-- START OF Data records --

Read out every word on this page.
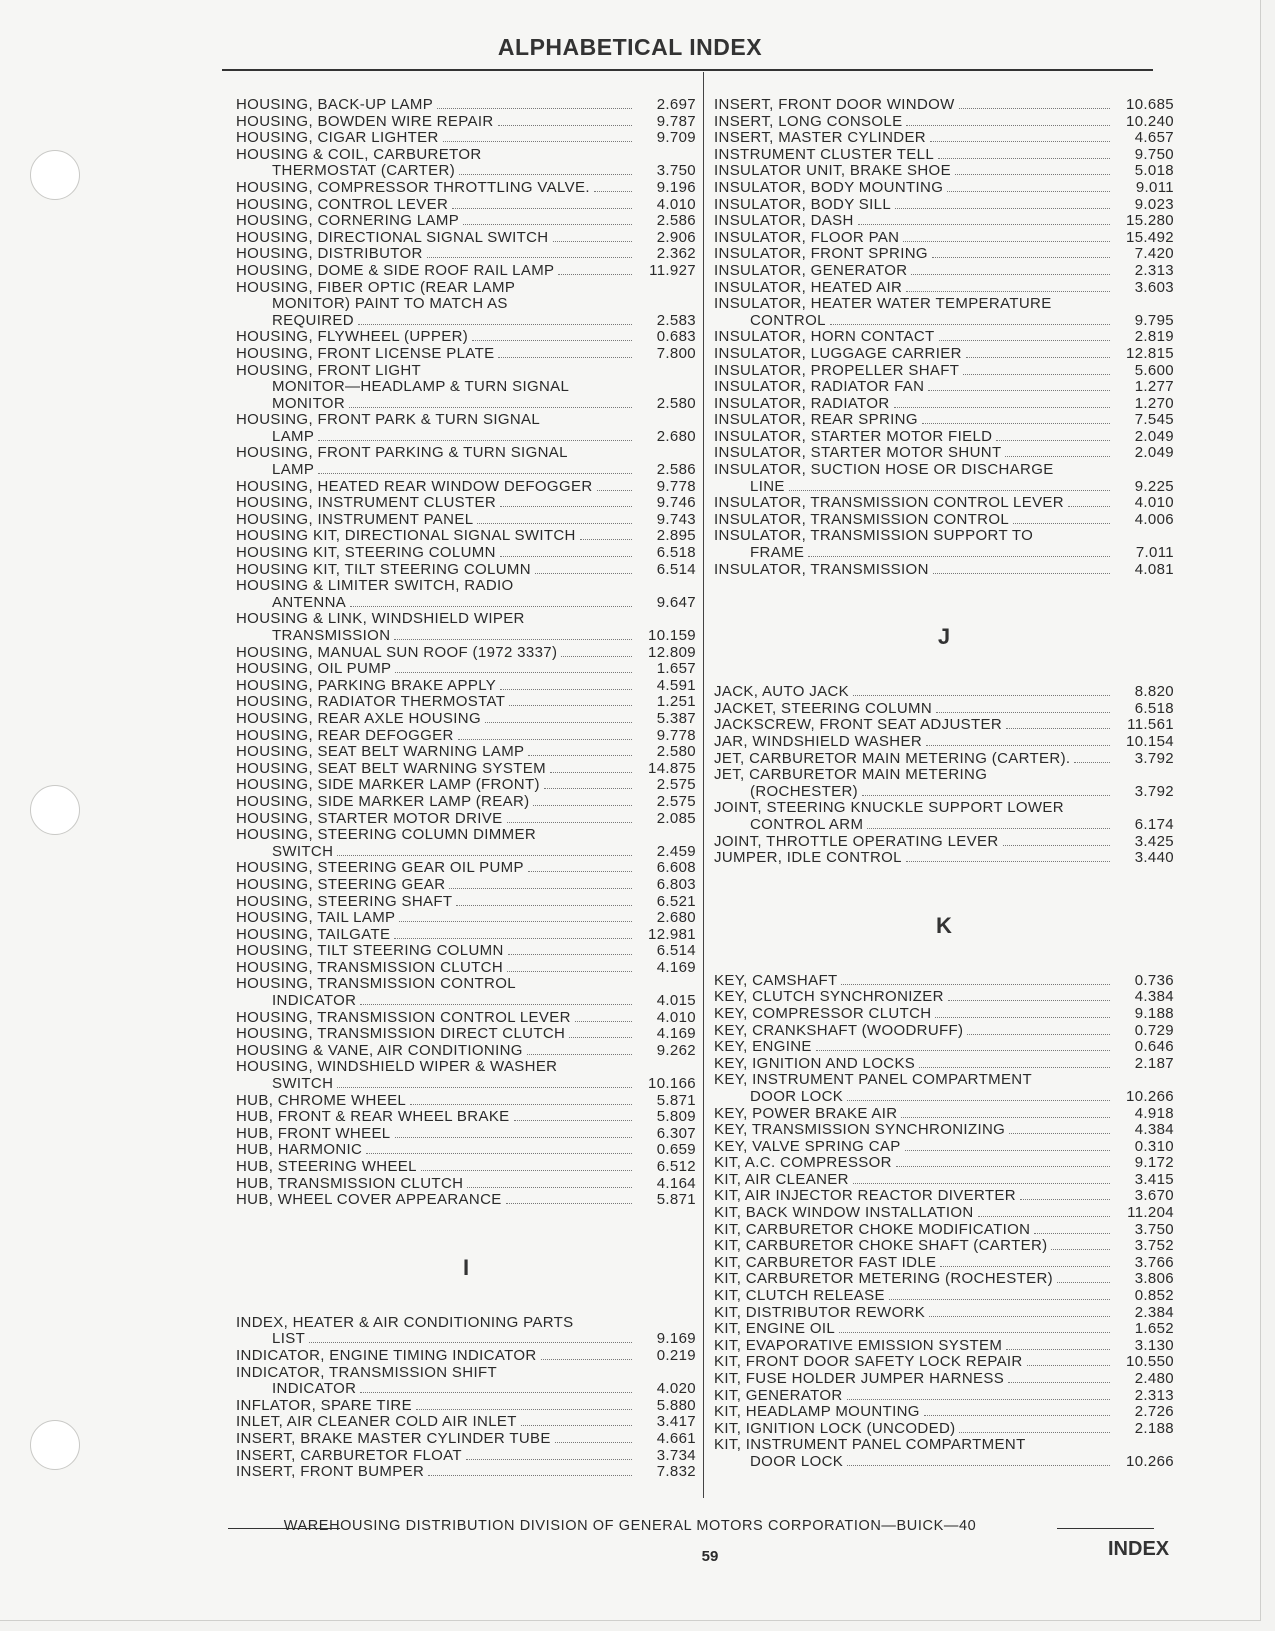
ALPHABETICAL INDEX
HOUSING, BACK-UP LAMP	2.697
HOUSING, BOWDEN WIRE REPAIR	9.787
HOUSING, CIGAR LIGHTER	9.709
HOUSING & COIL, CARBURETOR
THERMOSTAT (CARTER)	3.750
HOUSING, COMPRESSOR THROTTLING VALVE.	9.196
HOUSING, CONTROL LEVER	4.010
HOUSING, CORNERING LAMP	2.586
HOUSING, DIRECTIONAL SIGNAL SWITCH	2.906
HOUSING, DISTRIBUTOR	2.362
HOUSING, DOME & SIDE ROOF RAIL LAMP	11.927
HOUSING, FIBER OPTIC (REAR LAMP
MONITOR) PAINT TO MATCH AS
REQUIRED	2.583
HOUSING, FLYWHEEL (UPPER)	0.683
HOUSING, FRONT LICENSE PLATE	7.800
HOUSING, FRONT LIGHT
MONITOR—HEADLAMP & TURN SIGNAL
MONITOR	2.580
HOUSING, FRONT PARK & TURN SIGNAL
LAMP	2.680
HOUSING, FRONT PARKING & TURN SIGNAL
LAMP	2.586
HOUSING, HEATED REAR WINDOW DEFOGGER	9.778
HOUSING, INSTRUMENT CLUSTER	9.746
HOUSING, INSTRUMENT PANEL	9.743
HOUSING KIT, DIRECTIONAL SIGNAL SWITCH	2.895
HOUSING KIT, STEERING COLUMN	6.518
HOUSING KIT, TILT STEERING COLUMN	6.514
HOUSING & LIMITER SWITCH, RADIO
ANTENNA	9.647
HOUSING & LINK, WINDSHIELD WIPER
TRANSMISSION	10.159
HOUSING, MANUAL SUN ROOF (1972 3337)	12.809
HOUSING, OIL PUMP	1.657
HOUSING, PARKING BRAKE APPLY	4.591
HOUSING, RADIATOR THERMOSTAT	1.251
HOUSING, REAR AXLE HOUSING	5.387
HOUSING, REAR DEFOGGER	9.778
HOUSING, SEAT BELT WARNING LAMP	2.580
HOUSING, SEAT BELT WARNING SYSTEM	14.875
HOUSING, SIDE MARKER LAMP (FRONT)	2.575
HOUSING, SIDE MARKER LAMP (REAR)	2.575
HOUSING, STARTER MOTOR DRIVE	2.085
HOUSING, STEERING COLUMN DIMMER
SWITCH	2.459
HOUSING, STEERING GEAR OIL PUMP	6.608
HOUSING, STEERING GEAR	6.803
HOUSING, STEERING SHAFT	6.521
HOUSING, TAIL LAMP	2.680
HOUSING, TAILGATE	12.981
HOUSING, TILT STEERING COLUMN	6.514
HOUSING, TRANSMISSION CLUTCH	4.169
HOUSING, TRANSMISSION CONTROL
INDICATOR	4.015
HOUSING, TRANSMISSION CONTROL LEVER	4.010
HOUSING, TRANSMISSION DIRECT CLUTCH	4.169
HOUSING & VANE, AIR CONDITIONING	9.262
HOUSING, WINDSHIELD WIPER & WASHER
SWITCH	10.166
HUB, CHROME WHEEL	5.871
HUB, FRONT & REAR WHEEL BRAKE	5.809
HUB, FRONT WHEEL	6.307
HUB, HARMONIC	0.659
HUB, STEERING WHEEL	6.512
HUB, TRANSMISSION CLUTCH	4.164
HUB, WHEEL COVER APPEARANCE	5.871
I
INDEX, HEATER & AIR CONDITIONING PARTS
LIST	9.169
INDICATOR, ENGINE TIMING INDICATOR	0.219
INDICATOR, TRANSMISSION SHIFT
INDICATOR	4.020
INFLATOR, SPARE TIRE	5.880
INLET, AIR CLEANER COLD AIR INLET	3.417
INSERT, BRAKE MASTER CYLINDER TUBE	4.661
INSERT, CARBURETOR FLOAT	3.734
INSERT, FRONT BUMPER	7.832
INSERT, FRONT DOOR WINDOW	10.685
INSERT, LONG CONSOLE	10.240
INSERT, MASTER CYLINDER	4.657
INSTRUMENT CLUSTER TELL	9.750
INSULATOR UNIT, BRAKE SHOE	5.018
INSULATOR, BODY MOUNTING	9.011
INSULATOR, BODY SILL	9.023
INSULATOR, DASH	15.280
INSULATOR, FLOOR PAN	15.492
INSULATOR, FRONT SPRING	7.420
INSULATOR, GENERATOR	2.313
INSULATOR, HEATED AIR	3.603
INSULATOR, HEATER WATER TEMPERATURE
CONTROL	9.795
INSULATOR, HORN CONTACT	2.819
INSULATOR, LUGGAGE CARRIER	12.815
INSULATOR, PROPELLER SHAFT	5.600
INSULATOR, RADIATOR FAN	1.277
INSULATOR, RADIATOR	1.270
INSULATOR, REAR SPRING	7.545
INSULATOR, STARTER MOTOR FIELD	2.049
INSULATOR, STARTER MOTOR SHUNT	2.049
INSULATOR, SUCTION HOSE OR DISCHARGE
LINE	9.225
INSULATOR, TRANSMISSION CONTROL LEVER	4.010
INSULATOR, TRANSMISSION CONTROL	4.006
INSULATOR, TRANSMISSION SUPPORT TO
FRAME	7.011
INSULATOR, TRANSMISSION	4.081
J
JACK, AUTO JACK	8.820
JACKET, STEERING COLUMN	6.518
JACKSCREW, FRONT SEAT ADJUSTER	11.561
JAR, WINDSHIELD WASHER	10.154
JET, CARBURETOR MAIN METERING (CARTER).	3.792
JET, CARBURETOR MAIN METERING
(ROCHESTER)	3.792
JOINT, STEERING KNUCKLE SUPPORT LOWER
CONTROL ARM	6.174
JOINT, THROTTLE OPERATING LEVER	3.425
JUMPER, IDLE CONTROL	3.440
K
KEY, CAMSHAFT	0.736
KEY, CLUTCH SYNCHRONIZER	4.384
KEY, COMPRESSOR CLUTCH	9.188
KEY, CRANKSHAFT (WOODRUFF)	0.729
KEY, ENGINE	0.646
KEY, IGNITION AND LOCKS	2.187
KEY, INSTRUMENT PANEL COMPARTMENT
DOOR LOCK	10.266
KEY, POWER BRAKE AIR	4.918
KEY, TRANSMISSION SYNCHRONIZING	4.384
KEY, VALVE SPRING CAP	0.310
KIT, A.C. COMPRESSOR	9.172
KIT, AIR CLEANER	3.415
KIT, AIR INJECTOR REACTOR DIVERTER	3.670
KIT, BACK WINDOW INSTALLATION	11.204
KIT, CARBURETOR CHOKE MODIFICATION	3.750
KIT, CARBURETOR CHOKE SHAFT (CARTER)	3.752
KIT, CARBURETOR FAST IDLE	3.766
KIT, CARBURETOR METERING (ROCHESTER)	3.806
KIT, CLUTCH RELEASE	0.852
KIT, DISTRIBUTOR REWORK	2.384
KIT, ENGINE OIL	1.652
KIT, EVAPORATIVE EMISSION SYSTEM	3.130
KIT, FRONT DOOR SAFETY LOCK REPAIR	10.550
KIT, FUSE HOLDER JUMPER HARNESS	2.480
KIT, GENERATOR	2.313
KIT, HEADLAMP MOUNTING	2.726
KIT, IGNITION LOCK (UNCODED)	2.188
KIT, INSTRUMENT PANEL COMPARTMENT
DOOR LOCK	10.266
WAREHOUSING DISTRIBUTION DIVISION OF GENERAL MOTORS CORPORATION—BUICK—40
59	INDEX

-- END OF Data records --

Stated problem = All the records above need to be given again word for word. Skip the pictures.

Response to the exercise =
Read out every word on this page.
ALPHABETICAL INDEX
HOUSING, BACK-UP LAMP	2.697
HOUSING, BOWDEN WIRE REPAIR	9.787
HOUSING, CIGAR LIGHTER	9.709
HOUSING & COIL, CARBURETOR
THERMOSTAT (CARTER)	3.750
HOUSING, COMPRESSOR THROTTLING VALVE.	9.196
HOUSING, CONTROL LEVER	4.010
HOUSING, CORNERING LAMP	2.586
HOUSING, DIRECTIONAL SIGNAL SWITCH	2.906
HOUSING, DISTRIBUTOR	2.362
HOUSING, DOME & SIDE ROOF RAIL LAMP	11.927
HOUSING, FIBER OPTIC (REAR LAMP
MONITOR) PAINT TO MATCH AS
REQUIRED	2.583
HOUSING, FLYWHEEL (UPPER)	0.683
HOUSING, FRONT LICENSE PLATE	7.800
HOUSING, FRONT LIGHT
MONITOR—HEADLAMP & TURN SIGNAL
MONITOR	2.580
HOUSING, FRONT PARK & TURN SIGNAL
LAMP	2.680
HOUSING, FRONT PARKING & TURN SIGNAL
LAMP	2.586
HOUSING, HEATED REAR WINDOW DEFOGGER	9.778
HOUSING, INSTRUMENT CLUSTER	9.746
HOUSING, INSTRUMENT PANEL	9.743
HOUSING KIT, DIRECTIONAL SIGNAL SWITCH	2.895
HOUSING KIT, STEERING COLUMN	6.518
HOUSING KIT, TILT STEERING COLUMN	6.514
HOUSING & LIMITER SWITCH, RADIO
ANTENNA	9.647
HOUSING & LINK, WINDSHIELD WIPER
TRANSMISSION	10.159
HOUSING, MANUAL SUN ROOF (1972 3337)	12.809
HOUSING, OIL PUMP	1.657
HOUSING, PARKING BRAKE APPLY	4.591
HOUSING, RADIATOR THERMOSTAT	1.251
HOUSING, REAR AXLE HOUSING	5.387
HOUSING, REAR DEFOGGER	9.778
HOUSING, SEAT BELT WARNING LAMP	2.580
HOUSING, SEAT BELT WARNING SYSTEM	14.875
HOUSING, SIDE MARKER LAMP (FRONT)	2.575
HOUSING, SIDE MARKER LAMP (REAR)	2.575
HOUSING, STARTER MOTOR DRIVE	2.085
HOUSING, STEERING COLUMN DIMMER
SWITCH	2.459
HOUSING, STEERING GEAR OIL PUMP	6.608
HOUSING, STEERING GEAR	6.803
HOUSING, STEERING SHAFT	6.521
HOUSING, TAIL LAMP	2.680
HOUSING, TAILGATE	12.981
HOUSING, TILT STEERING COLUMN	6.514
HOUSING, TRANSMISSION CLUTCH	4.169
HOUSING, TRANSMISSION CONTROL
INDICATOR	4.015
HOUSING, TRANSMISSION CONTROL LEVER	4.010
HOUSING, TRANSMISSION DIRECT CLUTCH	4.169
HOUSING & VANE, AIR CONDITIONING	9.262
HOUSING, WINDSHIELD WIPER & WASHER
SWITCH	10.166
HUB, CHROME WHEEL	5.871
HUB, FRONT & REAR WHEEL BRAKE	5.809
HUB, FRONT WHEEL	6.307
HUB, HARMONIC	0.659
HUB, STEERING WHEEL	6.512
HUB, TRANSMISSION CLUTCH	4.164
HUB, WHEEL COVER APPEARANCE	5.871
I
INDEX, HEATER & AIR CONDITIONING PARTS
LIST	9.169
INDICATOR, ENGINE TIMING INDICATOR	0.219
INDICATOR, TRANSMISSION SHIFT
INDICATOR	4.020
INFLATOR, SPARE TIRE	5.880
INLET, AIR CLEANER COLD AIR INLET	3.417
INSERT, BRAKE MASTER CYLINDER TUBE	4.661
INSERT, CARBURETOR FLOAT	3.734
INSERT, FRONT BUMPER	7.832
INSERT, FRONT DOOR WINDOW	10.685
INSERT, LONG CONSOLE	10.240
INSERT, MASTER CYLINDER	4.657
INSTRUMENT CLUSTER TELL	9.750
INSULATOR UNIT, BRAKE SHOE	5.018
INSULATOR, BODY MOUNTING	9.011
INSULATOR, BODY SILL	9.023
INSULATOR, DASH	15.280
INSULATOR, FLOOR PAN	15.492
INSULATOR, FRONT SPRING	7.420
INSULATOR, GENERATOR	2.313
INSULATOR, HEATED AIR	3.603
INSULATOR, HEATER WATER TEMPERATURE
CONTROL	9.795
INSULATOR, HORN CONTACT	2.819
INSULATOR, LUGGAGE CARRIER	12.815
INSULATOR, PROPELLER SHAFT	5.600
INSULATOR, RADIATOR FAN	1.277
INSULATOR, RADIATOR	1.270
INSULATOR, REAR SPRING	7.545
INSULATOR, STARTER MOTOR FIELD	2.049
INSULATOR, STARTER MOTOR SHUNT	2.049
INSULATOR, SUCTION HOSE OR DISCHARGE
LINE	9.225
INSULATOR, TRANSMISSION CONTROL LEVER	4.010
INSULATOR, TRANSMISSION CONTROL	4.006
INSULATOR, TRANSMISSION SUPPORT TO
FRAME	7.011
INSULATOR, TRANSMISSION	4.081
J
JACK, AUTO JACK	8.820
JACKET, STEERING COLUMN	6.518
JACKSCREW, FRONT SEAT ADJUSTER	11.561
JAR, WINDSHIELD WASHER	10.154
JET, CARBURETOR MAIN METERING (CARTER).	3.792
JET, CARBURETOR MAIN METERING
(ROCHESTER)	3.792
JOINT, STEERING KNUCKLE SUPPORT LOWER
CONTROL ARM	6.174
JOINT, THROTTLE OPERATING LEVER	3.425
JUMPER, IDLE CONTROL	3.440
K
KEY, CAMSHAFT	0.736
KEY, CLUTCH SYNCHRONIZER	4.384
KEY, COMPRESSOR CLUTCH	9.188
KEY, CRANKSHAFT (WOODRUFF)	0.729
KEY, ENGINE	0.646
KEY, IGNITION AND LOCKS	2.187
KEY, INSTRUMENT PANEL COMPARTMENT
DOOR LOCK	10.266
KEY, POWER BRAKE AIR	4.918
KEY, TRANSMISSION SYNCHRONIZING	4.384
KEY, VALVE SPRING CAP	0.310
KIT, A.C. COMPRESSOR	9.172
KIT, AIR CLEANER	3.415
KIT, AIR INJECTOR REACTOR DIVERTER	3.670
KIT, BACK WINDOW INSTALLATION	11.204
KIT, CARBURETOR CHOKE MODIFICATION	3.750
KIT, CARBURETOR CHOKE SHAFT (CARTER)	3.752
KIT, CARBURETOR FAST IDLE	3.766
KIT, CARBURETOR METERING (ROCHESTER)	3.806
KIT, CLUTCH RELEASE	0.852
KIT, DISTRIBUTOR REWORK	2.384
KIT, ENGINE OIL	1.652
KIT, EVAPORATIVE EMISSION SYSTEM	3.130
KIT, FRONT DOOR SAFETY LOCK REPAIR	10.550
KIT, FUSE HOLDER JUMPER HARNESS	2.480
KIT, GENERATOR	2.313
KIT, HEADLAMP MOUNTING	2.726
KIT, IGNITION LOCK (UNCODED)	2.188
KIT, INSTRUMENT PANEL COMPARTMENT
DOOR LOCK	10.266
WAREHOUSING DISTRIBUTION DIVISION OF GENERAL MOTORS CORPORATION—BUICK—40
59	INDEX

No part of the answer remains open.